§ Page text:
══════

Effect of selegiline on neural stem cells differentiation: a possible role for neurotrophic factors

Document Type: Original Article


1 Cellular and Molecular Research Center, Kurdistan University of Medical Sciences, Sanandaj, Iran

2 Department of Physiology and Pharmacology, Kurdistan University of Medical Sciences, Sanandaj, Iran


Objective(s): The stimulation of neural stem cells (NSCs) differentiation into neurons has attracted great attention in management of neurodegenerative disease and traumatic brain injury. It has been reported that selegiline could enhance the morphologic differentiation of embryonic stem cells. Therefore this study aimed to investigate the effects of selegiline on NSCs differentiation with focus on the role of neurotrophic factor gene expression.
Materials and Methods: The NSCs were isolated from lateral ventricle of C57 mice brain. The cells were exposed to selegiline in nano to micromolar concentrations for 24 hr or 72 hr. In order to assay the effect of selegiline on NSCs differentiation into neurons, astrocytes and oligodendrocytes, immunocytochemical techniques were utilized. Samples were exposed to specific antibodies against neurons (β tubulin), astrocytes (GFAP) and oligodendrocytes (OSP). The expression of BDNF, NGF and NT3 genes was investigated using Real-Time PCR.

══════

§ Input data:
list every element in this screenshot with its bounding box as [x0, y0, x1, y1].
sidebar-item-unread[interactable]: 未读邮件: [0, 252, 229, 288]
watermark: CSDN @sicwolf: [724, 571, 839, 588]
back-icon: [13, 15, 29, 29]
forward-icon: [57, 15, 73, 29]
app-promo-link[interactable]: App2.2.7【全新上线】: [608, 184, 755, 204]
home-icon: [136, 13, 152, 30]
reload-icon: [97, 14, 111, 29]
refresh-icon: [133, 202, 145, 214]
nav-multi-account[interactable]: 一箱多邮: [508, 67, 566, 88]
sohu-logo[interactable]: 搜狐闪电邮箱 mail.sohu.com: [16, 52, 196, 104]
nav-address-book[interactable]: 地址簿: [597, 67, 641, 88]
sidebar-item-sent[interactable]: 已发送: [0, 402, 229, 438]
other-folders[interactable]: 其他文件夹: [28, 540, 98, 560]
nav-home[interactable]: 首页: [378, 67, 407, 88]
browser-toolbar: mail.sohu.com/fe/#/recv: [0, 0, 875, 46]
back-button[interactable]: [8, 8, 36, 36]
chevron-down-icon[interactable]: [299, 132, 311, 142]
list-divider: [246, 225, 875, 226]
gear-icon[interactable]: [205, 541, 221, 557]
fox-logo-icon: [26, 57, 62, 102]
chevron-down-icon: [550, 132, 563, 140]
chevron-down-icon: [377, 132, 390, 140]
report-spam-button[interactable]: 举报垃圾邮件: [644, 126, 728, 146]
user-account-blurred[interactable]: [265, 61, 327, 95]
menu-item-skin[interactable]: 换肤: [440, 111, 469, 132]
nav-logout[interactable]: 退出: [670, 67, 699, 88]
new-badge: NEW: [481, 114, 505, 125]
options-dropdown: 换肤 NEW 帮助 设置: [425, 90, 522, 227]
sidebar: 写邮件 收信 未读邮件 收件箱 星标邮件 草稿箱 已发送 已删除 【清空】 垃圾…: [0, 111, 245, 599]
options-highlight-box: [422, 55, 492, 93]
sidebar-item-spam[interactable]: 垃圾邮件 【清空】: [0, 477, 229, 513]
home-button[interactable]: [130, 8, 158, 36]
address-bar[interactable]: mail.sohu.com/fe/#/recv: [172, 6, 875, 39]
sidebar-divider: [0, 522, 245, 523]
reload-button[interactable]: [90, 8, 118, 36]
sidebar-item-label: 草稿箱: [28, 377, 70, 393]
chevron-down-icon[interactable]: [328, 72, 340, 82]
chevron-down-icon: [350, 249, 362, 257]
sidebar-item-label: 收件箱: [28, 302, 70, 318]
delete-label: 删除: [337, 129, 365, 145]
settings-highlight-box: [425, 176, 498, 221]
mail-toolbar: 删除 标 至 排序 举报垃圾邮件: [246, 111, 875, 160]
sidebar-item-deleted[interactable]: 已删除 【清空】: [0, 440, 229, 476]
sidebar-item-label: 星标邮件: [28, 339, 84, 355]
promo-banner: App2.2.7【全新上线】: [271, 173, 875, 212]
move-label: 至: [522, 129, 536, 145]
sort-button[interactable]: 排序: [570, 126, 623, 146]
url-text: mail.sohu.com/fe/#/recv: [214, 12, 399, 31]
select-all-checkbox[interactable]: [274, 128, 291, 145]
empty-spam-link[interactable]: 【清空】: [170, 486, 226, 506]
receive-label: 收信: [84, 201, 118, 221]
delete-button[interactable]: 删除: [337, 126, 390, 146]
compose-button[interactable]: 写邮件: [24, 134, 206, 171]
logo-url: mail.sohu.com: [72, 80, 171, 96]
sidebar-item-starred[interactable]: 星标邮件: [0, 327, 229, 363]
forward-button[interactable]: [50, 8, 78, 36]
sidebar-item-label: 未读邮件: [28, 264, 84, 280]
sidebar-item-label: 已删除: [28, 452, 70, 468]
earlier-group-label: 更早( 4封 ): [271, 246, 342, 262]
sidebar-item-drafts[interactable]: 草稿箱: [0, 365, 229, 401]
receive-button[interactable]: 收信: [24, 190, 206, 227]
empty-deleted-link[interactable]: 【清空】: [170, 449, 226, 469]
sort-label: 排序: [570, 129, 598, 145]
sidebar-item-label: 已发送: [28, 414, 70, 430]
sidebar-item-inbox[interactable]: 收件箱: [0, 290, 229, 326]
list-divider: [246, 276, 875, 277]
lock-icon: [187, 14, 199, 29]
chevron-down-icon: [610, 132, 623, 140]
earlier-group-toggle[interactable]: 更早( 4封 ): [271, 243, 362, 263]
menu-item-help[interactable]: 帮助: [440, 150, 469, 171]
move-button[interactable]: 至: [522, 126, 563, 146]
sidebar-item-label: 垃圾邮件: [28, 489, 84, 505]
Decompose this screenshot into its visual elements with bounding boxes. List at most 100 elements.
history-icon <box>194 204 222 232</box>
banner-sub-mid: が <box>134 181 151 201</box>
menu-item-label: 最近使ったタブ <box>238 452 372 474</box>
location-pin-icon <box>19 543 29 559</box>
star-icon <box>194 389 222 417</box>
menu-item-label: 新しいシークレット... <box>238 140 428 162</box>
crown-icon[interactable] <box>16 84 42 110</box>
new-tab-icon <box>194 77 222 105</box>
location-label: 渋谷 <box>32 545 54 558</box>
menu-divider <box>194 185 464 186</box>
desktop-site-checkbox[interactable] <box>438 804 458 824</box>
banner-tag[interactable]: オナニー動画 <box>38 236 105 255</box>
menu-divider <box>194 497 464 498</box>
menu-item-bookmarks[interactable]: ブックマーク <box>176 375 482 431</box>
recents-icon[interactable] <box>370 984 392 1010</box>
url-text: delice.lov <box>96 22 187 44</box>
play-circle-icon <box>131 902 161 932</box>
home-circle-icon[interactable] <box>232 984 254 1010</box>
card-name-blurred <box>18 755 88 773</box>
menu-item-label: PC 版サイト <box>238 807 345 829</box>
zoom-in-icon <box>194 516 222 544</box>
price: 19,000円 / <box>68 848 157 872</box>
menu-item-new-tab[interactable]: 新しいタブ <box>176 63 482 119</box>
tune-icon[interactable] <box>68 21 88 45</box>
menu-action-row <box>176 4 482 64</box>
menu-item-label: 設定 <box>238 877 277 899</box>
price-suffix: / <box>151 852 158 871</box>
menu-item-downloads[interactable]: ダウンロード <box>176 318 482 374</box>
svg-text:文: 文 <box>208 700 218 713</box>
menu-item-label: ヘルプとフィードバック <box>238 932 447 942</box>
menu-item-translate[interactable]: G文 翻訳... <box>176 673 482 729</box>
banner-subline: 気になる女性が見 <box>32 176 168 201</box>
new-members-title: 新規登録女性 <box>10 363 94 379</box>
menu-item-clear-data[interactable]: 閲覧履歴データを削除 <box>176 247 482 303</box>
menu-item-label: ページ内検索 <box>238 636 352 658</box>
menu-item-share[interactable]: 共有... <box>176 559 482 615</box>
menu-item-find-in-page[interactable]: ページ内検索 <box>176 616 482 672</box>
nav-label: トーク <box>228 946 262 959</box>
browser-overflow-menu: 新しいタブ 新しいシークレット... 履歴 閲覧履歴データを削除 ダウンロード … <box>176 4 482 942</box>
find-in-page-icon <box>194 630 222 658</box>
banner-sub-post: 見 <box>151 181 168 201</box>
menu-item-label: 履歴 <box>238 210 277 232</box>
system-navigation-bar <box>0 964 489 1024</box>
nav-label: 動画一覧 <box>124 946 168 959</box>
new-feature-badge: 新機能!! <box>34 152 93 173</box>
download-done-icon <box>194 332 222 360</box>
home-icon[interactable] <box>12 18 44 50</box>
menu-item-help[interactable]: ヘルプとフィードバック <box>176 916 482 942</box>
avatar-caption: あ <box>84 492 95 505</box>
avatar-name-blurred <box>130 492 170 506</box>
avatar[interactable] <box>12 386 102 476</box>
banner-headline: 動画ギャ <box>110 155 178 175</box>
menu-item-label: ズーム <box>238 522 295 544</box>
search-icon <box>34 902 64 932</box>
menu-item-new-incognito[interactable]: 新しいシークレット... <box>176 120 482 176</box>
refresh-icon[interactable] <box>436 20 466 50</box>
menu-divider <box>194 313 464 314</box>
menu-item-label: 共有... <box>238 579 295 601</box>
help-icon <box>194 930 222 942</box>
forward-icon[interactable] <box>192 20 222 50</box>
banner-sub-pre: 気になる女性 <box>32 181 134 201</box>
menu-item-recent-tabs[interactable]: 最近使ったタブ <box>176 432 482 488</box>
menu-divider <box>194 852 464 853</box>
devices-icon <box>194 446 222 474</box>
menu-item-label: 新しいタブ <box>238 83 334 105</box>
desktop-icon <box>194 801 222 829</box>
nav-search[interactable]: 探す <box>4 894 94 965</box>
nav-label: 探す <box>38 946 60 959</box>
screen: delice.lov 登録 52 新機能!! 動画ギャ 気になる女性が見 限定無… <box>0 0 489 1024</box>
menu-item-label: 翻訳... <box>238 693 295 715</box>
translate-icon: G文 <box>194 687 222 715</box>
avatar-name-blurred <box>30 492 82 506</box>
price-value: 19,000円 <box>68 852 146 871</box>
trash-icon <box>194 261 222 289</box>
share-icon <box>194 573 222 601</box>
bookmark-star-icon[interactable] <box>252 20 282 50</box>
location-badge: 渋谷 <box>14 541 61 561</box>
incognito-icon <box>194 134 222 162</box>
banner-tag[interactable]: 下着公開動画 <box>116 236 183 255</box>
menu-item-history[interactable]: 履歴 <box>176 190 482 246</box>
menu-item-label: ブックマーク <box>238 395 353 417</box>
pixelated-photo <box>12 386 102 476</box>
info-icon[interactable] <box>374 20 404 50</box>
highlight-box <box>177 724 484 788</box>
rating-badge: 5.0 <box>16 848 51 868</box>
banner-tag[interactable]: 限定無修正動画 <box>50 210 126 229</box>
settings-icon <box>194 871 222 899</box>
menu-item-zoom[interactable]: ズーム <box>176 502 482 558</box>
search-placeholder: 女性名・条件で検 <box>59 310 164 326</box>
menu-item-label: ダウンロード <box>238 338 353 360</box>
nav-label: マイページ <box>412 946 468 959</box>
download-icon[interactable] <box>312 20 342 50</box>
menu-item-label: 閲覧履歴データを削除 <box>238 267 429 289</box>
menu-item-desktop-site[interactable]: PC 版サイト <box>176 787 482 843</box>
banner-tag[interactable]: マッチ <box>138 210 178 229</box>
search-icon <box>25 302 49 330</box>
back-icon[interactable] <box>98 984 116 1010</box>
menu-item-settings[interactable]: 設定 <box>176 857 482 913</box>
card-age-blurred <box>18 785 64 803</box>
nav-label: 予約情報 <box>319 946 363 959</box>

══════

§ Problems and tasks:
a – In the selegiline abstract, from which part of the mouse brain were the neural stem cells isolated?
b – Edit the selegiline abstract, giving everything from "1 Cellular and" down to "factor gene expression." with "neurodegenerative disease" changed to "neurodegenerative disorders".

§ Results for the exercise:
a – The lateral ventricle of C57 mouse brains.

b –
1 Cellular and Molecular Research Center, Kurdistan University of Medical Sciences, Sanandaj, Iran

2 Department of Physiology and Pharmacology, Kurdistan University of Medical Sciences, Sanandaj, Iran


Objective(s): The stimulation of neural stem cells (NSCs) differentiation into neurons has attracted great attention in management of neurodegenerative disorders and traumatic brain injury. It has been reported that selegiline could enhance the morphologic differentiation of embryonic stem cells. Therefore this study aimed to investigate the effects of selegiline on NSCs differentiation with focus on the role of neurotrophic factor gene expression.